> [WHAT IS BEING ASKED]: Copy out each line of the data that holds the word "label".

:::::

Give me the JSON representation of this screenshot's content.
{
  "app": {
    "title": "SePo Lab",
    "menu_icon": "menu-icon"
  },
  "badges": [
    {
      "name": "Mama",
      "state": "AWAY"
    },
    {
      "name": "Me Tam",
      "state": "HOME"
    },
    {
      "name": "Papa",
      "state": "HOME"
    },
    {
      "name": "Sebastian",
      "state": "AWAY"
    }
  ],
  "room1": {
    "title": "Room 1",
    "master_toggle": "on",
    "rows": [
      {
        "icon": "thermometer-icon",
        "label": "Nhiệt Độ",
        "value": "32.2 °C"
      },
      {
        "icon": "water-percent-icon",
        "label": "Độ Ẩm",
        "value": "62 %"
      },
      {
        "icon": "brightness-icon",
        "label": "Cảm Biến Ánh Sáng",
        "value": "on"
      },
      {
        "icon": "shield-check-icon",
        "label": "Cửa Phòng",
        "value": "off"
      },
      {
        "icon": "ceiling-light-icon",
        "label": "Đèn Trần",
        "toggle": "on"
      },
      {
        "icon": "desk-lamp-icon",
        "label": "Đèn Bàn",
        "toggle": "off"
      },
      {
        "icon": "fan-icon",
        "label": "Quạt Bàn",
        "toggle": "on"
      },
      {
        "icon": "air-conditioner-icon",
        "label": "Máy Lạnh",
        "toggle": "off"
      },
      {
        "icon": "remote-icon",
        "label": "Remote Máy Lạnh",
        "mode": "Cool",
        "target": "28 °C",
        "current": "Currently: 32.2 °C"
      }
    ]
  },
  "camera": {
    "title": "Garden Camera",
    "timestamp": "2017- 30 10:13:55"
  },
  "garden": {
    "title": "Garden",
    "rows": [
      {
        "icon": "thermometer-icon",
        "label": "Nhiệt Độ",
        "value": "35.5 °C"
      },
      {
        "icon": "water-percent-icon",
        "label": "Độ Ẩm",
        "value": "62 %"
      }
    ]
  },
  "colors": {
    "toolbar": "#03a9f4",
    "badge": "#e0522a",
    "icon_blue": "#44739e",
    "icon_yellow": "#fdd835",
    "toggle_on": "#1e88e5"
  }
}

:::::

> [FULL SOLUTION]:
        "label": "Nhiệt Độ",
        "label": "Độ Ẩm",
        "label": "Cảm Biến Ánh Sáng",
        "label": "Cửa Phòng",
        "label": "Đèn Trần",
        "label": "Đèn Bàn",
        "label": "Quạt Bàn",
        "label": "Máy Lạnh",
        "label": "Remote Máy Lạnh",
        "label": "Nhiệt Độ",
        "label": "Độ Ẩm",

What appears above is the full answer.